Read through the data and report every line in which the word "Управление" occurs.
★ ★ ★ ★
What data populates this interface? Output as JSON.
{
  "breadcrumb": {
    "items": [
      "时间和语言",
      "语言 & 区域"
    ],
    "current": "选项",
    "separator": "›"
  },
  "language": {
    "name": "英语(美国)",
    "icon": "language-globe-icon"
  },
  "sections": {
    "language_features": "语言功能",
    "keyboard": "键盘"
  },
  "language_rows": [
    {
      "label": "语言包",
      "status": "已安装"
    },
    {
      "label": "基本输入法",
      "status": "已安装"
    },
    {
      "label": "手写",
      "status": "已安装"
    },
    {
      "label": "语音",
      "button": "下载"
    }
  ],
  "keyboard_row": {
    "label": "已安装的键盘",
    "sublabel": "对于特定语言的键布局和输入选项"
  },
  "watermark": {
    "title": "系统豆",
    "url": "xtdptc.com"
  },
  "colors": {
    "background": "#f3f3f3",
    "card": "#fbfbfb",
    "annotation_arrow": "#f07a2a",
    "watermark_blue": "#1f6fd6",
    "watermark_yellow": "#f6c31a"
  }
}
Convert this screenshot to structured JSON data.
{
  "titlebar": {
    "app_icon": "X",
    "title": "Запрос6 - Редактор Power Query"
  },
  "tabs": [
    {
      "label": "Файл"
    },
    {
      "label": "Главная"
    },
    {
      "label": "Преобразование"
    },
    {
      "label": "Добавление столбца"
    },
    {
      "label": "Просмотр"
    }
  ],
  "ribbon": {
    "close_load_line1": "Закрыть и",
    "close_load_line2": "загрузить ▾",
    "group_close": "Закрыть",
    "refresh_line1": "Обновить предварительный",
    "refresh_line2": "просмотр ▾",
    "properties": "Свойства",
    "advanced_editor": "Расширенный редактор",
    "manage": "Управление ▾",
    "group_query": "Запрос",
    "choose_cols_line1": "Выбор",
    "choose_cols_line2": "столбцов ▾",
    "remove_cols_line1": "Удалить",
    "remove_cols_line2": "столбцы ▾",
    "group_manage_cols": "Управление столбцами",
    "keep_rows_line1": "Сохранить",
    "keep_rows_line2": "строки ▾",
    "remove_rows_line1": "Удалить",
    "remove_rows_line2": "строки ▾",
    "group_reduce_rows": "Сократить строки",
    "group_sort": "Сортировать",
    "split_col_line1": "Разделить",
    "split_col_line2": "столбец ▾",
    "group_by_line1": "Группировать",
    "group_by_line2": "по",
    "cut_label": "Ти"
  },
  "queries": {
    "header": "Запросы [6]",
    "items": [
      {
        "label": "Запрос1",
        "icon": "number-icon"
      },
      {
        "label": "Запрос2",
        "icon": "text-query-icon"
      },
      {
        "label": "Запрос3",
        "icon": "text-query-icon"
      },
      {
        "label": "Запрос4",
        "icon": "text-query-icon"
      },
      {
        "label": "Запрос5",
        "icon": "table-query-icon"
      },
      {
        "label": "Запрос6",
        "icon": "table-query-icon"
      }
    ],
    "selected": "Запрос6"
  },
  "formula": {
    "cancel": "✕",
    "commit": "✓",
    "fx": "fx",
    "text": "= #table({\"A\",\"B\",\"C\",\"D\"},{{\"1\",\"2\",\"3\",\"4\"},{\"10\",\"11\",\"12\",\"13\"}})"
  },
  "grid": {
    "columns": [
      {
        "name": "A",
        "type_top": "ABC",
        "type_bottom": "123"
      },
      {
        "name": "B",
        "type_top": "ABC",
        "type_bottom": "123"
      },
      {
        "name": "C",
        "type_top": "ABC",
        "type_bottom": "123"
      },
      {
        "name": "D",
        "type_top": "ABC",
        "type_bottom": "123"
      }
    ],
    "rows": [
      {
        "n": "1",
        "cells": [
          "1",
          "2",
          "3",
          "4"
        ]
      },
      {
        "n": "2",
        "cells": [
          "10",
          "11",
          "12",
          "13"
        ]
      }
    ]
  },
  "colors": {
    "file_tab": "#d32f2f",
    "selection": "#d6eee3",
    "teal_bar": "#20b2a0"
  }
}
★ ★ ★ ★
*Result of the exercise*.
    "manage": "Управление ▾",
    "group_manage_cols": "Управление столбцами",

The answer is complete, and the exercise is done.